→ **SOURCE**:
________
Jonathan Edwards: God’s Sovereignty in the Salvation of Men

Romans 9:18 So then He has mercy on whom He desires, and He hardens whom He desires.

THE apostle, in the beginning of this chapter, expresses his great concern and sorrow of heart for the nation of the Jews, who were rejected of God. This leads him to observe the difference which God made by election between some of the Jews and others, and between the bulk of that people and the christian Gentiles. In speaking of this he enters into a more minute discussion of the sovereignty of God in electing some to eternal life, and rejecting others, than is found in any other part of the Bible; in the course of which he quotes several passages from the Old Testament, confirming and illustrating this doctrine. In the ninth verse he refers us to what God said to Abraham, showing his election of Isaac before Ishmael – ‘For this is the word of promise; At this time will I come, and Sarah shall have a son:’ then to what God had said to Rebecca, showing his election of Jacob before Esau; ‘The elder shall serve the younger:’ in the thirteenth verse, to a passage from Malachi, ‘Jacob have I loved, but Esau have I hated:’ in the fifteenth verse, to what God said to Moses, ‘I will have mercy on whom I will have mercy; and I will have compassion on whom I will have compassion:’ and the verse preceding the text, to what God says to Pharaoh, ‘For the scripture saith unto Pharaoh, Even for this same purpose have I raised thee up, that I might show my power in thee, and that my name might be declared throughout all the earth.’ In what the apostle says in the text, he seems to have respect especially to the two last-cited passages: to what God said to Moses in the fifteenth verse, and to what he said to Pharaoh in the verse immediately preceding. God said to Moses, ‘I will have mercy on whom I will have mercy.’ To this the apostle refers in the former part of the text. And we know how often it is said of Pharaoh, that God hardened his heart. And to this the apostle seems to have respect in the latter part of the text; ‘and whom he will he hardeneth.’ We may observe in the text,

1. God’s different dealing with men. He hath mercy on some, and hardeneth others. When God is here spoken of as hardening some of the children of men, it is not to be understood that God by any positive efficiency hardens any man’s heart. There is no positive act in God, as though he put forth any power to harden the heart. To suppose any such thing would be to make God the immediate author of sin. God is said to harden men in two ways: by withholding the powerful influences of his Spirit, without which their hearts will remain hardened, and grow harder and harder; in this sense he hardens them, as he leaves them to hardness. And again, by ordering those things in his providence which, through the abuse of their corruption, become the occasion of their hardening. Thus God sends his word and ordinances to men which, by their abuse, prove an occasion of their hardening. So the apostle said, that he was unto some ‘a savour of death unto death.’ So God is represented as sending Isaiah on this errand, to make the hearts of the people fat, and to make their ears heavy, and to shut their eyes; lest they should see with their eyes, and hear with their ears, and understand with their heart, and convert, and be healed. Isa. 6:10. Isaiah’s preaching was, in itself, of a contrary tendency, to make them better. But their abuse of it rendered it an occasion of their hardening. As God is here said to harden men, so he is said to put a lying spirit in the mouth of the false prophets. 2 Chron. 18:22. That is, he suffered a lying spirit to enter into them. And thus he is said to have bid Shimei curse David. 2 Sam. 16:10. Not that he properly commanded him; for it is contrary to God’s commands. God expressly forbids cursing the ruler of the people. Exod. 22:28. But he suffered corruption at that time so to work in Shimei, and ordered that occasion of stirring it up, as a manifestation of his displeasure against David.
________
→ **REQUEST 1**:
In the sermon on God's sovereignty, why is God's hardening of men not to be understood as a positive act by which he puts forth power to harden the heart?

→ **MATERIAL TO PROCESS**:
________
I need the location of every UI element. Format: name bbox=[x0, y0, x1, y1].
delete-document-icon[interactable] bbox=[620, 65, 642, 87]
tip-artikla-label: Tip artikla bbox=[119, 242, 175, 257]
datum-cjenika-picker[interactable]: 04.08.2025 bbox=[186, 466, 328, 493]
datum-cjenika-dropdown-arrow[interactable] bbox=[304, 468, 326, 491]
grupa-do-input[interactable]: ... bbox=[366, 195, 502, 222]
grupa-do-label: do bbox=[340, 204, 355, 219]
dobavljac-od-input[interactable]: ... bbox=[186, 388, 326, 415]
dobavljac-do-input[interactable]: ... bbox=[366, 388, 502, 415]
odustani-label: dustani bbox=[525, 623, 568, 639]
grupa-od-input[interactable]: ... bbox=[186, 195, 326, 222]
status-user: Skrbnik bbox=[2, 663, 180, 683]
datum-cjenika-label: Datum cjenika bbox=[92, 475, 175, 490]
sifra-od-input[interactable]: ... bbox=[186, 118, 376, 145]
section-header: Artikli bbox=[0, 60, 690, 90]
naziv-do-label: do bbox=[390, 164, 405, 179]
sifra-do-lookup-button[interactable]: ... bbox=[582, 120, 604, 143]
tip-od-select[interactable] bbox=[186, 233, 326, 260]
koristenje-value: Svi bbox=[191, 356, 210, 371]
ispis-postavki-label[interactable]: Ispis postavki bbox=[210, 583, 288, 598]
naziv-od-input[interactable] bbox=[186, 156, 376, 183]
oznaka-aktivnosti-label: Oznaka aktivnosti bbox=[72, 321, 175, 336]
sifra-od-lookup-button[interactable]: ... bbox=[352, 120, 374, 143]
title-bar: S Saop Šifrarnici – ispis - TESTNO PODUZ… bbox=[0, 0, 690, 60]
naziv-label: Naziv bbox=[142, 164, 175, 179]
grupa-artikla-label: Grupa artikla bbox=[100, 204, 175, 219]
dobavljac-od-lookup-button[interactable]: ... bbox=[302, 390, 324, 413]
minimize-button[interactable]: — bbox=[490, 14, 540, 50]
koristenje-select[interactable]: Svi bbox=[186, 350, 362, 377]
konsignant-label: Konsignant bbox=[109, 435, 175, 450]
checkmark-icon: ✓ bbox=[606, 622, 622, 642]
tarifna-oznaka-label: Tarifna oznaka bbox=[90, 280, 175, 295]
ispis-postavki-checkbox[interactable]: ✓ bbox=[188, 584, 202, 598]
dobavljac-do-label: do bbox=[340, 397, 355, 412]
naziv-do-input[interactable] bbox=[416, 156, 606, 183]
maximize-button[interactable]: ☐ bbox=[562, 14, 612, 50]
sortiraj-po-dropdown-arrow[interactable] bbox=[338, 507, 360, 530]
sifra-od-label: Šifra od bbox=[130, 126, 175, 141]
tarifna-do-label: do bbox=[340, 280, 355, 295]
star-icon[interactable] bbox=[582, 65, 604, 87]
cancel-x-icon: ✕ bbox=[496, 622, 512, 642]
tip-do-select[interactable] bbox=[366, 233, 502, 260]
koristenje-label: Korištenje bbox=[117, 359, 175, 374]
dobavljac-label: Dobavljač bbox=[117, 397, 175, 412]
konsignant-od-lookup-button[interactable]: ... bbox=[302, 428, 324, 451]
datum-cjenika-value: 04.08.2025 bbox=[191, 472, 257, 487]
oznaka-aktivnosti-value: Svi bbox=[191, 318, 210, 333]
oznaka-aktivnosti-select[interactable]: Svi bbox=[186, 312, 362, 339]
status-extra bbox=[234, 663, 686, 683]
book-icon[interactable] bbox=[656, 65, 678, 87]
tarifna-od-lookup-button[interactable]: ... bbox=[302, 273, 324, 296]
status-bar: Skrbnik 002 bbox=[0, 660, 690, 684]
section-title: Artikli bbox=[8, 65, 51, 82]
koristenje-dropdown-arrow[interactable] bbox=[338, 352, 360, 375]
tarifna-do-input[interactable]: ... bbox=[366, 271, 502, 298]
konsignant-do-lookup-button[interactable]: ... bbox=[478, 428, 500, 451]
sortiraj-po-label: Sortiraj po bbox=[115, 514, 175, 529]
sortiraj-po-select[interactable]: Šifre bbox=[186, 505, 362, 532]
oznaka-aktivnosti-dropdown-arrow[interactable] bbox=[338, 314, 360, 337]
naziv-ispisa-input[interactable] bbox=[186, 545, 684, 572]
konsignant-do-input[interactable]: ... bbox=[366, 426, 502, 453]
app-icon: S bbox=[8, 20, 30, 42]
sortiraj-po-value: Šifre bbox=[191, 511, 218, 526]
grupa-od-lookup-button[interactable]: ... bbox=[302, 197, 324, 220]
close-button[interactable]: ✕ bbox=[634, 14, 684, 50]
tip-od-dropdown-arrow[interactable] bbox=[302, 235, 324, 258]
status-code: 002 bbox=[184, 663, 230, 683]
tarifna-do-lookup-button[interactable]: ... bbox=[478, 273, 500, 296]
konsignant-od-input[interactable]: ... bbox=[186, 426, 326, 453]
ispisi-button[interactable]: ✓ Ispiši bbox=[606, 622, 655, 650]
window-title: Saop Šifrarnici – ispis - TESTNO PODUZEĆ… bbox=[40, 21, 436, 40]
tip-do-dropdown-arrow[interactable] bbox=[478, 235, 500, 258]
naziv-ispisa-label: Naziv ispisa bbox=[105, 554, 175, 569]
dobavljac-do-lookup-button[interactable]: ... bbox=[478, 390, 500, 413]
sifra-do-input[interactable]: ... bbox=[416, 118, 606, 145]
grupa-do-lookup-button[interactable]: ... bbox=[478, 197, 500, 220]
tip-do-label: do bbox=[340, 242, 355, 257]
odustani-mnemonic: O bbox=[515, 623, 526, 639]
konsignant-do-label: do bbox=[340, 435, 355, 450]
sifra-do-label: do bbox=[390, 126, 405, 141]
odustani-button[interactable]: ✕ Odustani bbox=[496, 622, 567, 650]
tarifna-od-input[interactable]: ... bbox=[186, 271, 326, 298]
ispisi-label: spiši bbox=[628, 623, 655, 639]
________
→ **REQUEST 2**:
Reproduce the rows word for word, from the first row through the line holding "naziv-do-label: do bbox=[390, 164, 405, 179]", inclusive.

→ **WRITTEN REPLY 1**:
To suppose that God hardens any heart by a positive act would make him the immediate author of sin. Instead, he hardens men by withholding his Spirit's influences and by ordering providential circumstances that their corruption abuses.

→ **WRITTEN REPLY 2**:
I need the location of every UI element. Format: name bbox=[x0, y0, x1, y1].
delete-document-icon[interactable] bbox=[620, 65, 642, 87]
tip-artikla-label: Tip artikla bbox=[119, 242, 175, 257]
datum-cjenika-picker[interactable]: 04.08.2025 bbox=[186, 466, 328, 493]
datum-cjenika-dropdown-arrow[interactable] bbox=[304, 468, 326, 491]
grupa-do-input[interactable]: ... bbox=[366, 195, 502, 222]
grupa-do-label: do bbox=[340, 204, 355, 219]
dobavljac-od-input[interactable]: ... bbox=[186, 388, 326, 415]
dobavljac-do-input[interactable]: ... bbox=[366, 388, 502, 415]
odustani-label: dustani bbox=[525, 623, 568, 639]
grupa-od-input[interactable]: ... bbox=[186, 195, 326, 222]
status-user: Skrbnik bbox=[2, 663, 180, 683]
datum-cjenika-label: Datum cjenika bbox=[92, 475, 175, 490]
sifra-od-input[interactable]: ... bbox=[186, 118, 376, 145]
section-header: Artikli bbox=[0, 60, 690, 90]
naziv-do-label: do bbox=[390, 164, 405, 179]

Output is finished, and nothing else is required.